> _TASK BRIEF_
Using the data below, copy every line that contains the word "page".

Extracted data entries
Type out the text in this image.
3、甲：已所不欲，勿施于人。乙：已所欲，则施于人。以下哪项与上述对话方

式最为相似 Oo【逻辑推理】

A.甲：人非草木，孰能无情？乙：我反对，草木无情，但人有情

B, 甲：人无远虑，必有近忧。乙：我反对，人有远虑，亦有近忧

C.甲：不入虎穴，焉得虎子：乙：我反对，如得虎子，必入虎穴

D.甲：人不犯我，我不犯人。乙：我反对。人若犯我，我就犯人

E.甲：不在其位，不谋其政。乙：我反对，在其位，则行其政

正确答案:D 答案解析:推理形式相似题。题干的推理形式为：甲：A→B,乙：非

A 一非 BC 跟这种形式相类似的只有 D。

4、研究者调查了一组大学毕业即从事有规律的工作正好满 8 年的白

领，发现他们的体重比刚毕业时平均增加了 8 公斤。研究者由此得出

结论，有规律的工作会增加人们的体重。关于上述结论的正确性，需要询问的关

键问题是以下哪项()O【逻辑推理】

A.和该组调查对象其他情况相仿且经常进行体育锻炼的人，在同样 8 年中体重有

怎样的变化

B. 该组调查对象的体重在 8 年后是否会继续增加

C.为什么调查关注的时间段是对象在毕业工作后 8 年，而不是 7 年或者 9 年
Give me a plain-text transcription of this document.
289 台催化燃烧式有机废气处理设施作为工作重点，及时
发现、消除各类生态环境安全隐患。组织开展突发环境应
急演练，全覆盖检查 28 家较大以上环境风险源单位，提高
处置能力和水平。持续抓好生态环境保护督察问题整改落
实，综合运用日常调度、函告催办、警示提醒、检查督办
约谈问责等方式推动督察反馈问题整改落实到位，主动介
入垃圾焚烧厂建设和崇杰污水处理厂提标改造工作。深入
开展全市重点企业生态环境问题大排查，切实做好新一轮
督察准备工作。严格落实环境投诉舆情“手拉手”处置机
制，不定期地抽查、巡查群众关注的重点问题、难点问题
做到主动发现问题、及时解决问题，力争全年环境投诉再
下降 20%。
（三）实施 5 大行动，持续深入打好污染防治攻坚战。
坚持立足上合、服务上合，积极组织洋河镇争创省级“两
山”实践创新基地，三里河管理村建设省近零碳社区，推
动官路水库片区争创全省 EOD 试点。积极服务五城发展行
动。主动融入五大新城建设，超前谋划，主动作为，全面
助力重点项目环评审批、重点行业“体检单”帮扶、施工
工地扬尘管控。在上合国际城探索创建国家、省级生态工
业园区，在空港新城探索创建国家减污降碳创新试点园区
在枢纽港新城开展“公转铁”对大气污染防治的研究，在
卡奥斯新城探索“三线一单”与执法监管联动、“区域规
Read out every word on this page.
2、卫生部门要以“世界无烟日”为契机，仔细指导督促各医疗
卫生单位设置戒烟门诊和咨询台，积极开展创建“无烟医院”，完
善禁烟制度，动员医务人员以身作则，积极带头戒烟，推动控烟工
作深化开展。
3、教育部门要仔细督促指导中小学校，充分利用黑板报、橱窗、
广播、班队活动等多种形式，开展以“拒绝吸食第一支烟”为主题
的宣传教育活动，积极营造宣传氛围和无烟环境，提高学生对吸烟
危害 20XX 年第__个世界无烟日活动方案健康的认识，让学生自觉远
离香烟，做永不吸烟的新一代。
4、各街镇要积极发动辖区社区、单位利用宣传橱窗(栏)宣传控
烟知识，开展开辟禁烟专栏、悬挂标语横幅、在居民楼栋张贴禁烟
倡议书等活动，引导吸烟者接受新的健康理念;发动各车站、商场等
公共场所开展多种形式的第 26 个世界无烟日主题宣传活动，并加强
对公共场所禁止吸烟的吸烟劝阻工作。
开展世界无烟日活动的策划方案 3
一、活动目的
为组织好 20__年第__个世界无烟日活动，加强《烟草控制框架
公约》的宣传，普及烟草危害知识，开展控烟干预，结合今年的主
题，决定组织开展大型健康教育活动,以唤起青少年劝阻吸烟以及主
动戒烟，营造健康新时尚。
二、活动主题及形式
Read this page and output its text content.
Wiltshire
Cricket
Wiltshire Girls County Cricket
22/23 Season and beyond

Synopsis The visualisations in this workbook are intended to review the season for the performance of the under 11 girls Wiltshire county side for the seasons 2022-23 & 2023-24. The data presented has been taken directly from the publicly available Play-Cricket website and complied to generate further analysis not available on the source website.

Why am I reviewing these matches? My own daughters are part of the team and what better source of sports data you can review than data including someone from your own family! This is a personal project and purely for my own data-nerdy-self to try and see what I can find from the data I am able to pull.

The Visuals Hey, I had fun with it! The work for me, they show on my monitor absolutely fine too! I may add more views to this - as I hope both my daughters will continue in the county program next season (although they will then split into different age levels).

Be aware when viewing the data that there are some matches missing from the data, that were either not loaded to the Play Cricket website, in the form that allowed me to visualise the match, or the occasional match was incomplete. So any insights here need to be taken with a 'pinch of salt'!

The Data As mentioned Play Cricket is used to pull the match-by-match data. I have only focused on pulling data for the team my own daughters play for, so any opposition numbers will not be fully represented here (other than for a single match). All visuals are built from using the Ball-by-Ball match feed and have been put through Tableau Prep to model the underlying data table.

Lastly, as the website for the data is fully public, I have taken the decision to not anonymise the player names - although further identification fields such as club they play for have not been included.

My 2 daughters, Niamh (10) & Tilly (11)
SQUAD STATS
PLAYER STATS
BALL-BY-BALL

> _WORKED SOLUTION_
Read out every word on this page.
Read this page and output its text content.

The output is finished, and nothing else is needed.